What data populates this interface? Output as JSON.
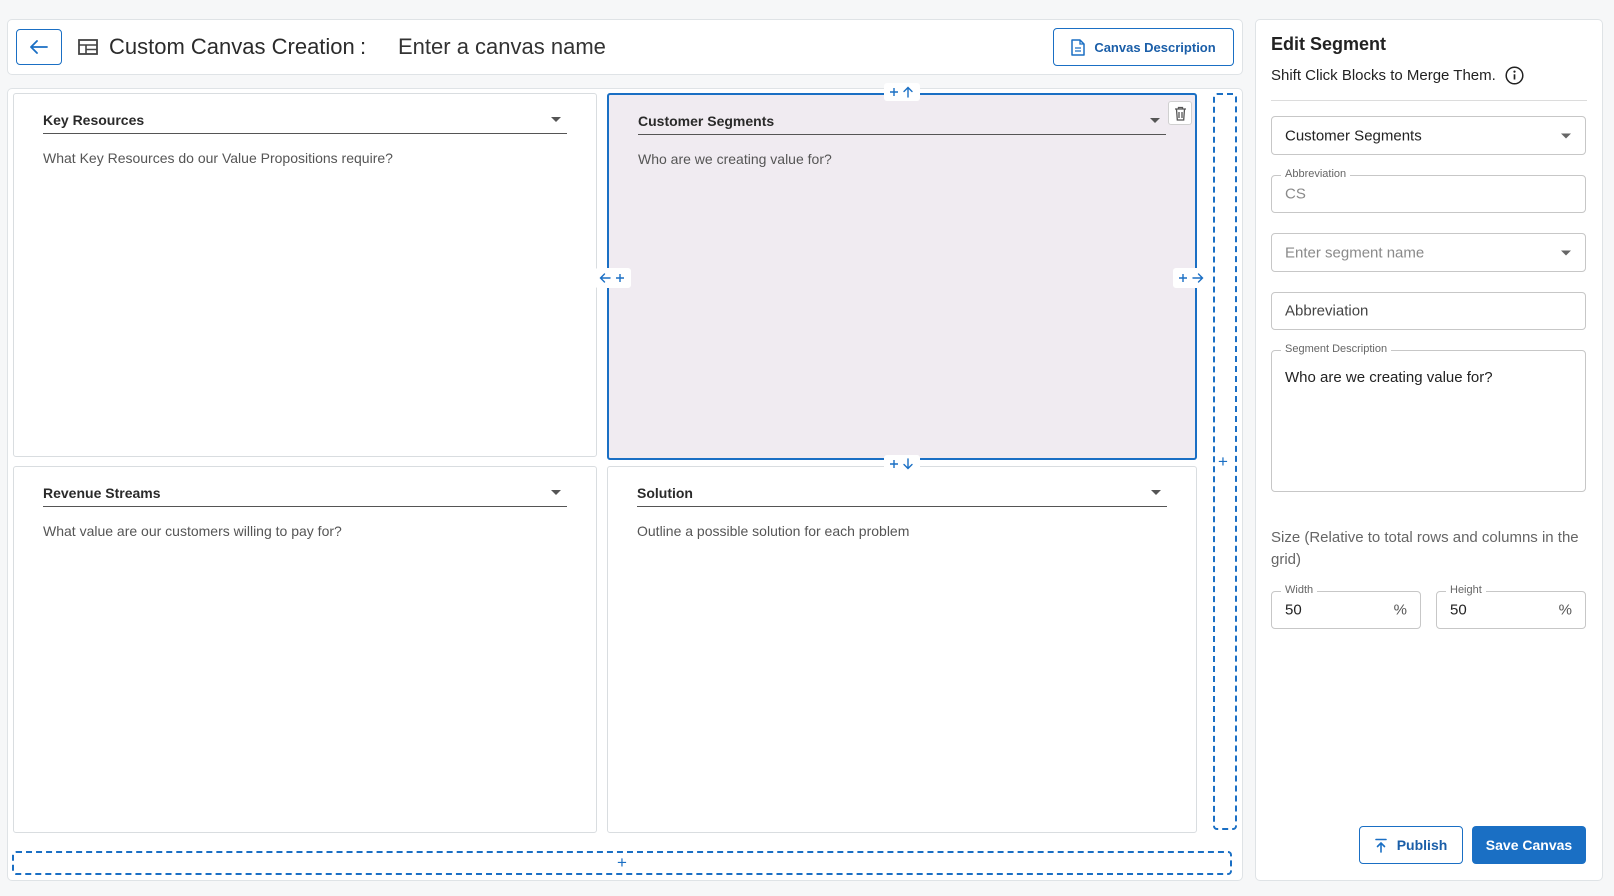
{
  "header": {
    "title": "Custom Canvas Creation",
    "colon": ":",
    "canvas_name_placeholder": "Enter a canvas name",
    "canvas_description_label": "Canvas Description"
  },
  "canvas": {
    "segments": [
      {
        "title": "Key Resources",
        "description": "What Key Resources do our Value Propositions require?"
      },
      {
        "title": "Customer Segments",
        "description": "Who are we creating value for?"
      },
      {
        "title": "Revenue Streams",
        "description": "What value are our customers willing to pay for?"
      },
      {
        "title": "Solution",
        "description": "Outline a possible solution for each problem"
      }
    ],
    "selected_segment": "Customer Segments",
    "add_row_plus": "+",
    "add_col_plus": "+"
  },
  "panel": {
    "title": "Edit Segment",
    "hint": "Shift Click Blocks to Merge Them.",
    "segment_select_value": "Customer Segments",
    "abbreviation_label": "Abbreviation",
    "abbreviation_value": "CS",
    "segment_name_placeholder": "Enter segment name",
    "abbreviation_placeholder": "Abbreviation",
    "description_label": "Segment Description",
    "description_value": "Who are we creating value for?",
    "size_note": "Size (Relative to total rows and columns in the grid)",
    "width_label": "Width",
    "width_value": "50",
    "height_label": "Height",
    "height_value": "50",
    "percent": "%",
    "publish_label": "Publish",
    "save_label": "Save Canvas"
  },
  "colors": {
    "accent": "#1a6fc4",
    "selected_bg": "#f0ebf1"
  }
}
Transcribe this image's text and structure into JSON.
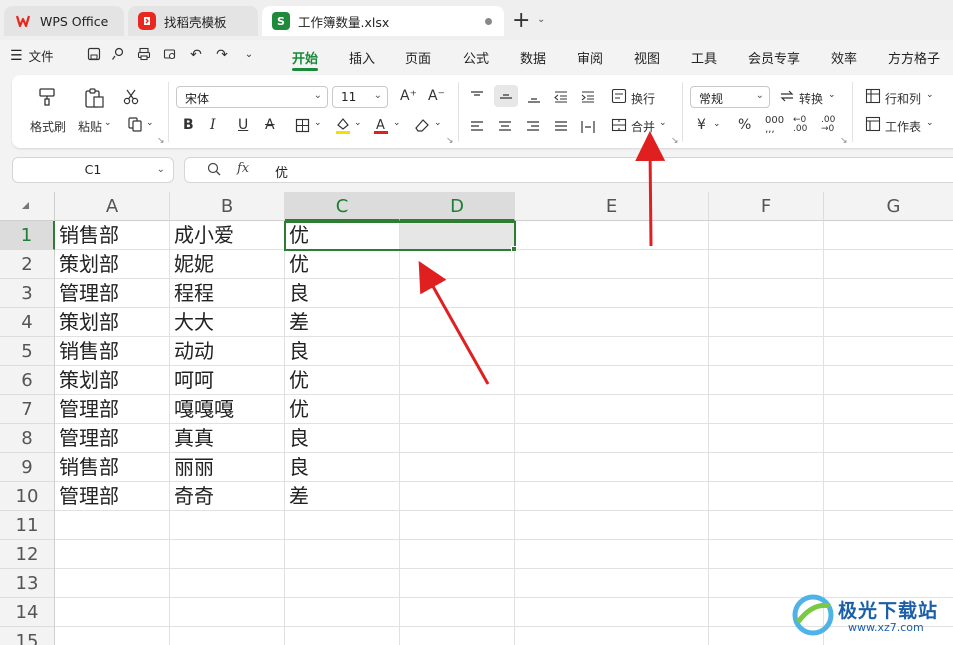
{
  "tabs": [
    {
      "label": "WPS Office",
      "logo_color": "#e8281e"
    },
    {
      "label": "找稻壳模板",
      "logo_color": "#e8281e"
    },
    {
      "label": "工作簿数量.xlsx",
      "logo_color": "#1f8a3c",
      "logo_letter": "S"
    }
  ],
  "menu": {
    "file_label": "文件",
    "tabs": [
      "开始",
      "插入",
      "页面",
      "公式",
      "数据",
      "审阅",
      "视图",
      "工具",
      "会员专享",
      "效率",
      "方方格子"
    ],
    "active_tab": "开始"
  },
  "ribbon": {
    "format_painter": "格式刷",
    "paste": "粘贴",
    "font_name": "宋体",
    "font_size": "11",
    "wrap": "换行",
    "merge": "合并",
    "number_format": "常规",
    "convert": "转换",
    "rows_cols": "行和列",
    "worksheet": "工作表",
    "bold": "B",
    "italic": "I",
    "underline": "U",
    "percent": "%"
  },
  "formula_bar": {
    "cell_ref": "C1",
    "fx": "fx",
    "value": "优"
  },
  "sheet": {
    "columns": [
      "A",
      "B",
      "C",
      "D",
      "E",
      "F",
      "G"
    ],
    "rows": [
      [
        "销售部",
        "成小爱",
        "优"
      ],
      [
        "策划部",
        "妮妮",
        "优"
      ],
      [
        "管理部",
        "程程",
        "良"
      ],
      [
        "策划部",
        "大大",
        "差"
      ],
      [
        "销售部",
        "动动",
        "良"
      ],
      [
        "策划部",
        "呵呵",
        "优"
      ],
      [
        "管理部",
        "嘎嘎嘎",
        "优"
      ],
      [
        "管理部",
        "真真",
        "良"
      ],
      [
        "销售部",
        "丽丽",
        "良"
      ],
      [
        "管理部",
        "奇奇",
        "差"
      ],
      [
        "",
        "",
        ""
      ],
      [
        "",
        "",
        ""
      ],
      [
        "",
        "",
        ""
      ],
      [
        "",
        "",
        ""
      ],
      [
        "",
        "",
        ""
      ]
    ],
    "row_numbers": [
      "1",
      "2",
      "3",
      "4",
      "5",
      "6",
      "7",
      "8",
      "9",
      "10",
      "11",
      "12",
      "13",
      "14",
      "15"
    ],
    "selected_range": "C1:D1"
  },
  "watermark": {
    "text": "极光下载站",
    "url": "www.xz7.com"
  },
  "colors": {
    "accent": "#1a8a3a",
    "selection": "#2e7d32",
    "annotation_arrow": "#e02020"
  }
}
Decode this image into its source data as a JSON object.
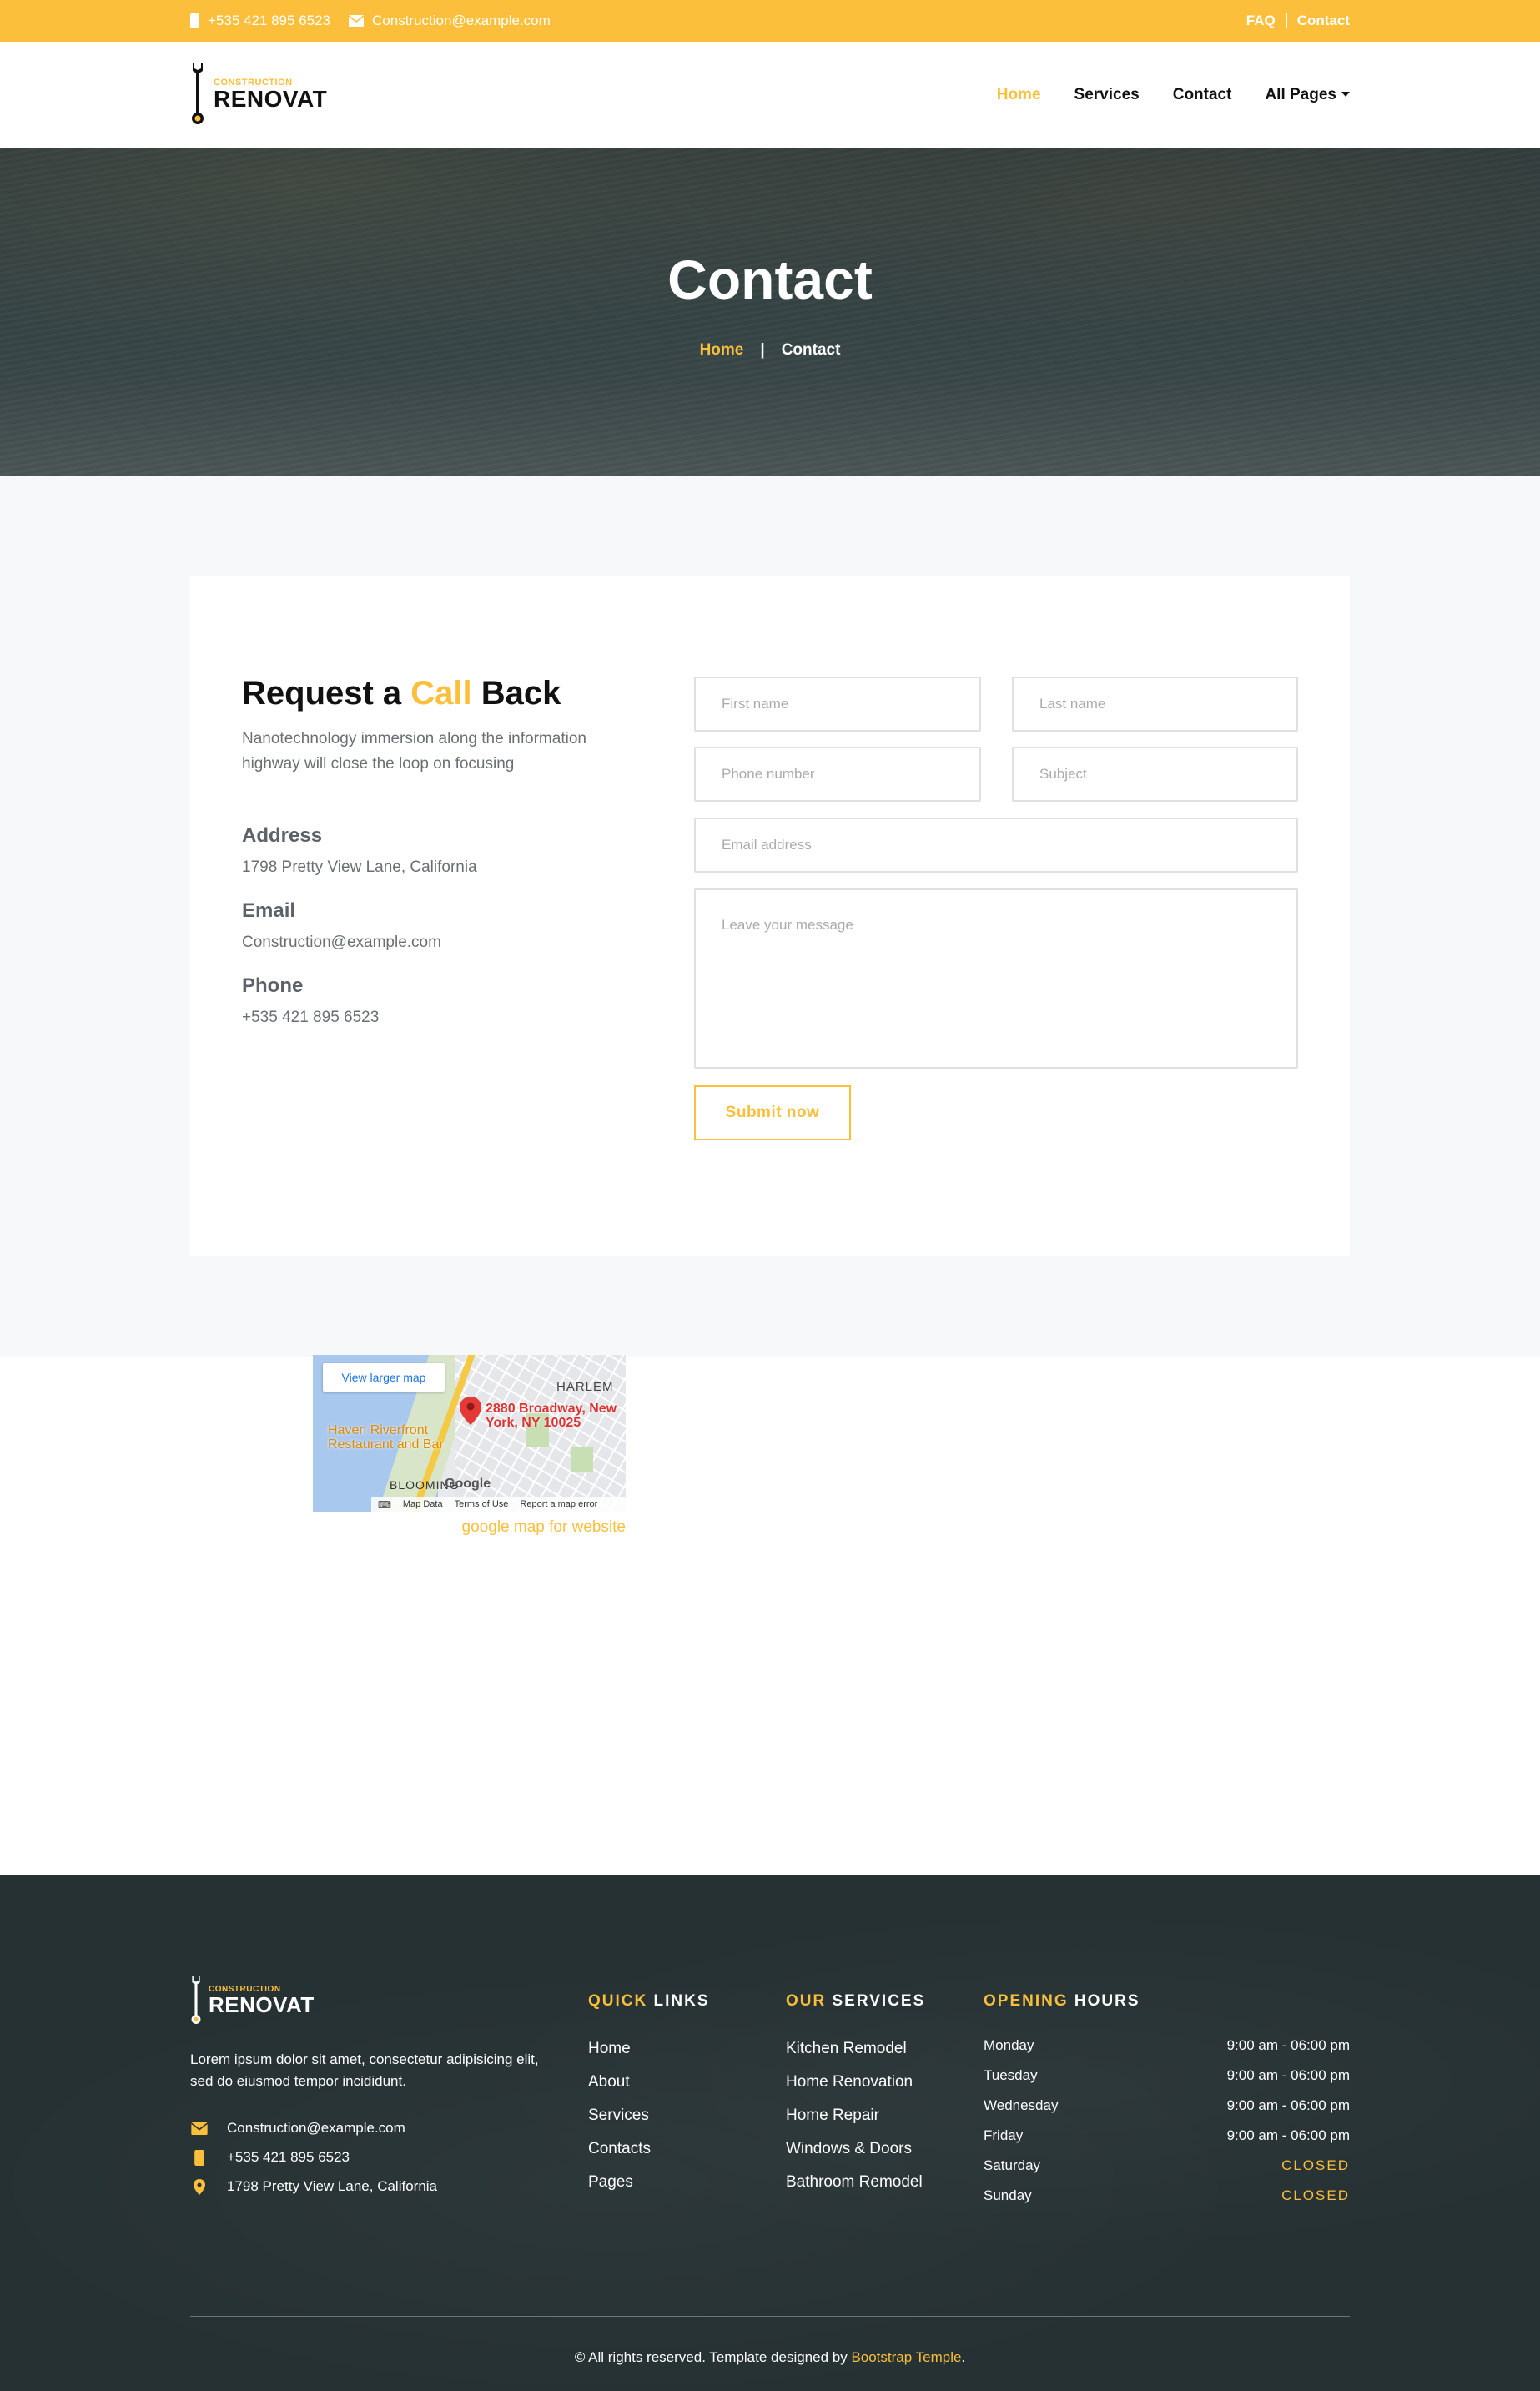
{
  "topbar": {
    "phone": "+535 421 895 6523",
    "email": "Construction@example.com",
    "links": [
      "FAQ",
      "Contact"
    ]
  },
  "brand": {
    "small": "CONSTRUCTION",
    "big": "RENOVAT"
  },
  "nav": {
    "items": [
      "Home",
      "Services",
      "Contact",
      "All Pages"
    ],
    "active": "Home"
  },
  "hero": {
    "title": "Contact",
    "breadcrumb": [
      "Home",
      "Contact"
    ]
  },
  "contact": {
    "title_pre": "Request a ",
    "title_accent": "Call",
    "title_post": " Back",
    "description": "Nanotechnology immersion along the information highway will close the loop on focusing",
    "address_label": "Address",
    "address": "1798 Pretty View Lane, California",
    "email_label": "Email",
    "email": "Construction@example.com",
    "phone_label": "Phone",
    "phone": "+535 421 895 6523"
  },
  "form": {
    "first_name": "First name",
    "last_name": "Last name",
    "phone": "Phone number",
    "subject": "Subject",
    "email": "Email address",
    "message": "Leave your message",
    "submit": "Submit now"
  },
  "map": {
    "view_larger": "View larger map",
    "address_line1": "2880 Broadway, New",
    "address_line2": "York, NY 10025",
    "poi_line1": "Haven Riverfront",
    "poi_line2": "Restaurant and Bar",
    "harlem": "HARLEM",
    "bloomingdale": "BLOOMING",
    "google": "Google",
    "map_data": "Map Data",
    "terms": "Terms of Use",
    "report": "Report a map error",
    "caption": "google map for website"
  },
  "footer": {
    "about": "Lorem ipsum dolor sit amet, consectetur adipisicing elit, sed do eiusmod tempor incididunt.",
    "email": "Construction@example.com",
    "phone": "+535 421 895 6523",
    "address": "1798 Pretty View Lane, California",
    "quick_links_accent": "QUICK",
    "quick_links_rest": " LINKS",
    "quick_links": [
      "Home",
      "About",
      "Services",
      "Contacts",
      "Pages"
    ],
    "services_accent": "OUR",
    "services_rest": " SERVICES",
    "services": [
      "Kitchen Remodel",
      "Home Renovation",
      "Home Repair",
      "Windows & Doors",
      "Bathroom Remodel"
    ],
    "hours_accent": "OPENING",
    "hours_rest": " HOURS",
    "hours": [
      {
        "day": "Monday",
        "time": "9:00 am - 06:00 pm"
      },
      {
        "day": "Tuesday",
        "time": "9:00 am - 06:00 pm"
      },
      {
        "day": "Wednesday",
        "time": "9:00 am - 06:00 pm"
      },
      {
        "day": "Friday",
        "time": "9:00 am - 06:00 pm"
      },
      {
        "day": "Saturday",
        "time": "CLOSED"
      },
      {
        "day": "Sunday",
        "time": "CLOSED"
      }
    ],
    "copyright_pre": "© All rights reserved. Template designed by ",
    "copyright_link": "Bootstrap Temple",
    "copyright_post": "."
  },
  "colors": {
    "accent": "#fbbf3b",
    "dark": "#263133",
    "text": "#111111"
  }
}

#####

§ YOUR GOAL
Write the listing out a second time exactly, dropping all images.

§ THE RESPONSE
What data populates this interface? Output as JSON.
{
  "header": {
    "title": "Custom Canvas Creation",
    "colon": ":",
    "canvas_name_placeholder": "Enter a canvas name",
    "canvas_description_label": "Canvas Description"
  },
  "canvas": {
    "segments": [
      {
        "title": "Key Resources",
        "description": "What Key Resources do our Value Propositions require?"
      },
      {
        "title": "Customer Segments",
        "description": "Who are we creating value for?"
      },
      {
        "title": "Revenue Streams",
        "description": "What value are our customers willing to pay for?"
      },
      {
        "title": "Solution",
        "description": "Outline a possible solution for each problem"
      }
    ],
    "selected_segment": "Customer Segments",
    "add_row_plus": "+",
    "add_col_plus": "+"
  },
  "panel": {
    "title": "Edit Segment",
    "hint": "Shift Click Blocks to Merge Them.",
    "segment_select_value": "Customer Segments",
    "abbreviation_label": "Abbreviation",
    "abbreviation_value": "CS",
    "segment_name_placeholder": "Enter segment name",
    "abbreviation_placeholder": "Abbreviation",
    "description_label": "Segment Description",
    "description_value": "Who are we creating value for?",
    "size_note": "Size (Relative to total rows and columns in the grid)",
    "width_label": "Width",
    "width_value": "50",
    "height_label": "Height",
    "height_value": "50",
    "percent": "%",
    "publish_label": "Publish",
    "save_label": "Save Canvas"
  },
  "colors": {
    "accent": "#1a6fc4",
    "selected_bg": "#f0ebf1"
  }
}
Transcribe this image's text and structure into JSON.
{
  "tabs": [
    {
      "label": "WPS Office",
      "logo_color": "#e8281e"
    },
    {
      "label": "找稻壳模板",
      "logo_color": "#e8281e"
    },
    {
      "label": "工作簿数量.xlsx",
      "logo_color": "#1f8a3c",
      "logo_letter": "S"
    }
  ],
  "menu": {
    "file_label": "文件",
    "tabs": [
      "开始",
      "插入",
      "页面",
      "公式",
      "数据",
      "审阅",
      "视图",
      "工具",
      "会员专享",
      "效率",
      "方方格子"
    ],
    "active_tab": "开始"
  },
  "ribbon": {
    "format_painter": "格式刷",
    "paste": "粘贴",
    "font_name": "宋体",
    "font_size": "11",
    "wrap": "换行",
    "merge": "合并",
    "number_format": "常规",
    "convert": "转换",
    "rows_cols": "行和列",
    "worksheet": "工作表",
    "bold": "B",
    "italic": "I",
    "underline": "U",
    "percent": "%"
  },
  "formula_bar": {
    "cell_ref": "C1",
    "fx": "fx",
    "value": "优"
  },
  "sheet": {
    "columns": [
      "A",
      "B",
      "C",
      "D",
      "E",
      "F",
      "G"
    ],
    "rows": [
      [
        "销售部",
        "成小爱",
        "优"
      ],
      [
        "策划部",
        "妮妮",
        "优"
      ],
      [
        "管理部",
        "程程",
        "良"
      ],
      [
        "策划部",
        "大大",
        "差"
      ],
      [
        "销售部",
        "动动",
        "良"
      ],
      [
        "策划部",
        "呵呵",
        "优"
      ],
      [
        "管理部",
        "嘎嘎嘎",
        "优"
      ],
      [
        "管理部",
        "真真",
        "良"
      ],
      [
        "销售部",
        "丽丽",
        "良"
      ],
      [
        "管理部",
        "奇奇",
        "差"
      ],
      [
        "",
        "",
        ""
      ],
      [
        "",
        "",
        ""
      ],
      [
        "",
        "",
        ""
      ],
      [
        "",
        "",
        ""
      ],
      [
        "",
        "",
        ""
      ]
    ],
    "row_numbers": [
      "1",
      "2",
      "3",
      "4",
      "5",
      "6",
      "7",
      "8",
      "9",
      "10",
      "11",
      "12",
      "13",
      "14",
      "15"
    ],
    "selected_range": "C1:D1"
  },
  "watermark": {
    "text": "极光下载站",
    "url": "www.xz7.com"
  },
  "colors": {
    "accent": "#1a8a3a",
    "selection": "#2e7d32",
    "annotation_arrow": "#e02020"
  }
}
Decode this image into its source data as a JSON object.
{
  "topbar": {
    "phone": "+535 421 895 6523",
    "email": "Construction@example.com",
    "links": [
      "FAQ",
      "Contact"
    ]
  },
  "brand": {
    "small": "CONSTRUCTION",
    "big": "RENOVAT"
  },
  "nav": {
    "items": [
      "Home",
      "Services",
      "Contact",
      "All Pages"
    ],
    "active": "Home"
  },
  "hero": {
    "title": "Contact",
    "breadcrumb": [
      "Home",
      "Contact"
    ]
  },
  "contact": {
    "title_pre": "Request a ",
    "title_accent": "Call",
    "title_post": " Back",
    "description": "Nanotechnology immersion along the information highway will close the loop on focusing",
    "address_label": "Address",
    "address": "1798 Pretty View Lane, California",
    "email_label": "Email",
    "email": "Construction@example.com",
    "phone_label": "Phone",
    "phone": "+535 421 895 6523"
  },
  "form": {
    "first_name": "First name",
    "last_name": "Last name",
    "phone": "Phone number",
    "subject": "Subject",
    "email": "Email address",
    "message": "Leave your message",
    "submit": "Submit now"
  },
  "map": {
    "view_larger": "View larger map",
    "address_line1": "2880 Broadway, New",
    "address_line2": "York, NY 10025",
    "poi_line1": "Haven Riverfront",
    "poi_line2": "Restaurant and Bar",
    "harlem": "HARLEM",
    "bloomingdale": "BLOOMING",
    "google": "Google",
    "map_data": "Map Data",
    "terms": "Terms of Use",
    "report": "Report a map error",
    "caption": "google map for website"
  },
  "footer": {
    "about": "Lorem ipsum dolor sit amet, consectetur adipisicing elit, sed do eiusmod tempor incididunt.",
    "email": "Construction@example.com",
    "phone": "+535 421 895 6523",
    "address": "1798 Pretty View Lane, California",
    "quick_links_accent": "QUICK",
    "quick_links_rest": " LINKS",
    "quick_links": [
      "Home",
      "About",
      "Services",
      "Contacts",
      "Pages"
    ],
    "services_accent": "OUR",
    "services_rest": " SERVICES",
    "services": [
      "Kitchen Remodel",
      "Home Renovation",
      "Home Repair",
      "Windows & Doors",
      "Bathroom Remodel"
    ],
    "hours_accent": "OPENING",
    "hours_rest": " HOURS",
    "hours": [
      {
        "day": "Monday",
        "time": "9:00 am - 06:00 pm"
      },
      {
        "day": "Tuesday",
        "time": "9:00 am - 06:00 pm"
      },
      {
        "day": "Wednesday",
        "time": "9:00 am - 06:00 pm"
      },
      {
        "day": "Friday",
        "time": "9:00 am - 06:00 pm"
      },
      {
        "day": "Saturday",
        "time": "CLOSED"
      },
      {
        "day": "Sunday",
        "time": "CLOSED"
      }
    ],
    "copyright_pre": "© All rights reserved. Template designed by ",
    "copyright_link": "Bootstrap Temple",
    "copyright_post": "."
  },
  "colors": {
    "accent": "#fbbf3b",
    "dark": "#263133",
    "text": "#111111"
  }
}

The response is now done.